» SHORT EXERCISE
State how many lines in the listing below include the word "with", and add nothing besides the number.

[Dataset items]
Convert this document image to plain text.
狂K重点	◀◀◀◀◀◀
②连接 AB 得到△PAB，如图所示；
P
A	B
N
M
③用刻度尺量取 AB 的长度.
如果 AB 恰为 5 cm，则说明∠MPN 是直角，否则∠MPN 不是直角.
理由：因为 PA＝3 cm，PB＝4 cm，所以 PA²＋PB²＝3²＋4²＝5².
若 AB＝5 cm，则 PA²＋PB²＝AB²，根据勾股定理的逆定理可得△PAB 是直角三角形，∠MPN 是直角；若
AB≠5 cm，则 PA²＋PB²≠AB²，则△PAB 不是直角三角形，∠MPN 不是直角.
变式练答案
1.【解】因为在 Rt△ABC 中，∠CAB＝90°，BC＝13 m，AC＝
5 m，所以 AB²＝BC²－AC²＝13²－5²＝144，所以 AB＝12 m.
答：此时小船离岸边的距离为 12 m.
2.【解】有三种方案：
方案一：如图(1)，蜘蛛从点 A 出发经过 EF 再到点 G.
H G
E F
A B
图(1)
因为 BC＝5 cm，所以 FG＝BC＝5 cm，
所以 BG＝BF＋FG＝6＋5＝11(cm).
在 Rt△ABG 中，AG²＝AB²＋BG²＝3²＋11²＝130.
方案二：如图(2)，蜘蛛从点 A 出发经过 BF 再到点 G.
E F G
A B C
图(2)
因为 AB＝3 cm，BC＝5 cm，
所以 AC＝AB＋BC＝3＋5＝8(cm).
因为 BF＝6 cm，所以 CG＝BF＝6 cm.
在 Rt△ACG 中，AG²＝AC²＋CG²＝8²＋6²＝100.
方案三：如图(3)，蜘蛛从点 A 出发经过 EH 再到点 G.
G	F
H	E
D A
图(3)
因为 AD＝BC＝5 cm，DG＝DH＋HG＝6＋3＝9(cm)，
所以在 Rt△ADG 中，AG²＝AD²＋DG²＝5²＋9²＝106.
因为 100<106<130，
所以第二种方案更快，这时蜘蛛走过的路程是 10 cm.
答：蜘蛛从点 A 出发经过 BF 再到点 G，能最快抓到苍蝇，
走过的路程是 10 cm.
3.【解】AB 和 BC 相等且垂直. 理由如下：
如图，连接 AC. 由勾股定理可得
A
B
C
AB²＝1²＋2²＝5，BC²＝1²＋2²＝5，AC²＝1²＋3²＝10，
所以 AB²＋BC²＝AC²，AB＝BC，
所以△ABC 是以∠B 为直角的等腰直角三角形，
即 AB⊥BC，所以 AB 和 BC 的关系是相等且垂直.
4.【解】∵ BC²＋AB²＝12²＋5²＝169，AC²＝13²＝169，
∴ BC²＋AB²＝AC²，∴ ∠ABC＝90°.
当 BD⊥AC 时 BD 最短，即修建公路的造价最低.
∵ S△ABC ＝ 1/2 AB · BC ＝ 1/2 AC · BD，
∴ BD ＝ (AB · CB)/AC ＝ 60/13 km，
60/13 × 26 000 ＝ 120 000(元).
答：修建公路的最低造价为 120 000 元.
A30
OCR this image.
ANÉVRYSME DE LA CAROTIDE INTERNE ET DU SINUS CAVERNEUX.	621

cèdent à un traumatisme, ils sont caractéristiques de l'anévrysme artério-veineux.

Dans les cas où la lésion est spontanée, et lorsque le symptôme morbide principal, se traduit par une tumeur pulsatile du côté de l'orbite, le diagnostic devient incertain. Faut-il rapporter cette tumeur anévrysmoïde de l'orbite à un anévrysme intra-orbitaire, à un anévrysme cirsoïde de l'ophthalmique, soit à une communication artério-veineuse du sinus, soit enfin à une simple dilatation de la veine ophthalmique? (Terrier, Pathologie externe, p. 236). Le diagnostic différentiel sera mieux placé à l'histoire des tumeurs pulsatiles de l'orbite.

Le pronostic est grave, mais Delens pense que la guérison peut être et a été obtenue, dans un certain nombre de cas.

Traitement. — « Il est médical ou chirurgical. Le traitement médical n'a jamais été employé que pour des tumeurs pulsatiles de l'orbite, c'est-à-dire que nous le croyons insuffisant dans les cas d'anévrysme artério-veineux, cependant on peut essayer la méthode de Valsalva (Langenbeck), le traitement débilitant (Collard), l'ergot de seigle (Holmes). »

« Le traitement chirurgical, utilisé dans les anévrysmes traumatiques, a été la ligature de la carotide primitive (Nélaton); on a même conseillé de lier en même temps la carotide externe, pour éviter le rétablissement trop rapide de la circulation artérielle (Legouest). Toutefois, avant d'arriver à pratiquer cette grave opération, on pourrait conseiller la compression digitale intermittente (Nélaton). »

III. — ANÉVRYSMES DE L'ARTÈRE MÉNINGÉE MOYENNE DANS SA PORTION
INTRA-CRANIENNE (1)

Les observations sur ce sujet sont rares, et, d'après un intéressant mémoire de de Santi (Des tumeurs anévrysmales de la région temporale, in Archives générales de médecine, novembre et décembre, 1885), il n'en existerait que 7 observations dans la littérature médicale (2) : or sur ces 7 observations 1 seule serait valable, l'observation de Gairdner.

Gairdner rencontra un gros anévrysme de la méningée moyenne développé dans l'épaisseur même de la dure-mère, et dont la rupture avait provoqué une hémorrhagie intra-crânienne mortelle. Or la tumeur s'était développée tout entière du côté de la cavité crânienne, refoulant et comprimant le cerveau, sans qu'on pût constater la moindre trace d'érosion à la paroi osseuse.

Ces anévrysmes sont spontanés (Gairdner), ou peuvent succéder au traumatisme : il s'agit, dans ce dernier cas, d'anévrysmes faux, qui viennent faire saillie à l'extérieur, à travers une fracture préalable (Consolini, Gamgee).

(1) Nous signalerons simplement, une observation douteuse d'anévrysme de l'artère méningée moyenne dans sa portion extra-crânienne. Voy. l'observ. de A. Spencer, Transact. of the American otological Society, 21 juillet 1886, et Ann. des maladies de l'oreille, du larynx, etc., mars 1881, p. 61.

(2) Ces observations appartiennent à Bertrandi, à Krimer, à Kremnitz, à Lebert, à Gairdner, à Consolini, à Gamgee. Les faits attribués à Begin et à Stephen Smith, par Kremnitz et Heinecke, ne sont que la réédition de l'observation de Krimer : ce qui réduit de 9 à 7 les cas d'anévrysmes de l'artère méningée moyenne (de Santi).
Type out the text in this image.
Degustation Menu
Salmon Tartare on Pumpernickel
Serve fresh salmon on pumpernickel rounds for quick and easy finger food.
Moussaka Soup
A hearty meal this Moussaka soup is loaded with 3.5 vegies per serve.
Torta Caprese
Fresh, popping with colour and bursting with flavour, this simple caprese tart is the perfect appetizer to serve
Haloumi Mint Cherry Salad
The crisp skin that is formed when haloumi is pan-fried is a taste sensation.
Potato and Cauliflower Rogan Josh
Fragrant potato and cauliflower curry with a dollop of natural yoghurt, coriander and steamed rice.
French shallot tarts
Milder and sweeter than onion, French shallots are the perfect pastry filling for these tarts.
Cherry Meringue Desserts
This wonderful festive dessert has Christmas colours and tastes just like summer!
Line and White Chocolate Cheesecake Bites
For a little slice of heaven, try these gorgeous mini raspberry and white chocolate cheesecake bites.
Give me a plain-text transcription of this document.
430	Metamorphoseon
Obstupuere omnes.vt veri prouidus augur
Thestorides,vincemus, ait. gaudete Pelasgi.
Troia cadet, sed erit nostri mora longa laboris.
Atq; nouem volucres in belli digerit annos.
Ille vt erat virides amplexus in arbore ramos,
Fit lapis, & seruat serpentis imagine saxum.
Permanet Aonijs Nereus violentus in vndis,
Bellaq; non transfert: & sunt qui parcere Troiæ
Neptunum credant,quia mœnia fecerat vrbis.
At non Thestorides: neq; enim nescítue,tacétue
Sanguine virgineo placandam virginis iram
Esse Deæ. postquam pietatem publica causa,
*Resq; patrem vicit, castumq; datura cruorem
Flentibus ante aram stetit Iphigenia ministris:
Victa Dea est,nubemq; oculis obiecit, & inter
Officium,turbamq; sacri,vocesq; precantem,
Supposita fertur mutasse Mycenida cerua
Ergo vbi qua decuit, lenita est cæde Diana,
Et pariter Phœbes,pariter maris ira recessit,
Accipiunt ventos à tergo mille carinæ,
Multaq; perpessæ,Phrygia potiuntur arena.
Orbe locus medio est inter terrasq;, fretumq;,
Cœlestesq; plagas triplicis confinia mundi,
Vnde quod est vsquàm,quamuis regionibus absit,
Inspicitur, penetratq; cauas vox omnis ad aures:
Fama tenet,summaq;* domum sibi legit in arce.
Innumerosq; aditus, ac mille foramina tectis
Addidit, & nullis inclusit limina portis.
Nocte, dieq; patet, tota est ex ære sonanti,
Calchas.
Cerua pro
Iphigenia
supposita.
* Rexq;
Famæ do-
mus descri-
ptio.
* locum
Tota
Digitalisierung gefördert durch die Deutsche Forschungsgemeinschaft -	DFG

» COMPLETE OUTPUT
3